MATERIAL FOR THE TASK →
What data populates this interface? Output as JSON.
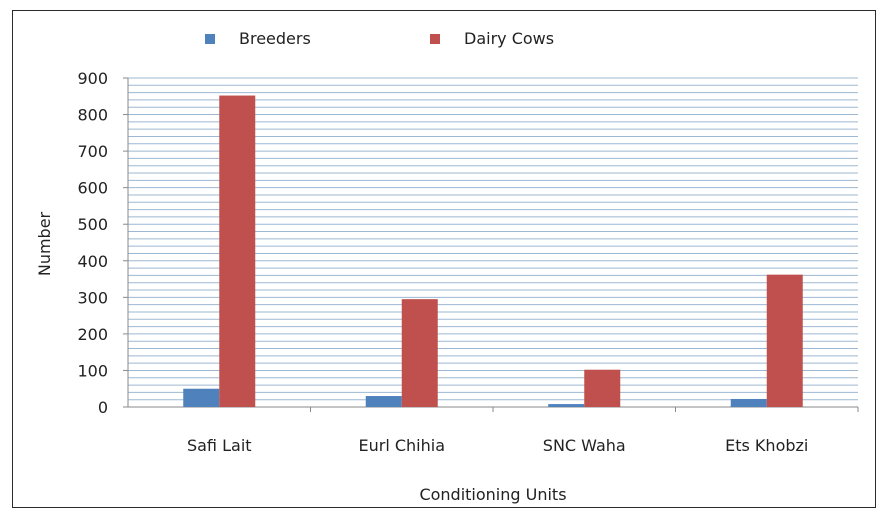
{
  "chart_data": {
    "type": "bar",
    "title": "",
    "xlabel": "Conditioning Units",
    "ylabel": "Number",
    "categories": [
      "Safi Lait",
      "Eurl Chihia",
      "SNC Waha",
      "Ets Khobzi"
    ],
    "series": [
      {
        "name": "Breeders",
        "values": [
          50,
          30,
          8,
          22
        ],
        "color": "#4f81bd"
      },
      {
        "name": "Dairy Cows",
        "values": [
          852,
          295,
          102,
          362
        ],
        "color": "#c0504d"
      }
    ],
    "ylim": [
      0,
      900
    ],
    "yticks": [
      0,
      100,
      200,
      300,
      400,
      500,
      600,
      700,
      800,
      900
    ],
    "grid": true,
    "grid_color": "#9db8d2",
    "legend_position": "top"
  }
}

TASK PROMPT →
Copy out each line word for word, please, skipping the images.

FULL RESPONSE →
What data populates this interface? Output as JSON.
{
  "chart_data": {
    "type": "bar",
    "title": "",
    "xlabel": "Conditioning Units",
    "ylabel": "Number",
    "categories": [
      "Safi Lait",
      "Eurl Chihia",
      "SNC Waha",
      "Ets Khobzi"
    ],
    "series": [
      {
        "name": "Breeders",
        "values": [
          50,
          30,
          8,
          22
        ],
        "color": "#4f81bd"
      },
      {
        "name": "Dairy Cows",
        "values": [
          852,
          295,
          102,
          362
        ],
        "color": "#c0504d"
      }
    ],
    "ylim": [
      0,
      900
    ],
    "yticks": [
      0,
      100,
      200,
      300,
      400,
      500,
      600,
      700,
      800,
      900
    ],
    "grid": true,
    "grid_color": "#9db8d2",
    "legend_position": "top"
  }
}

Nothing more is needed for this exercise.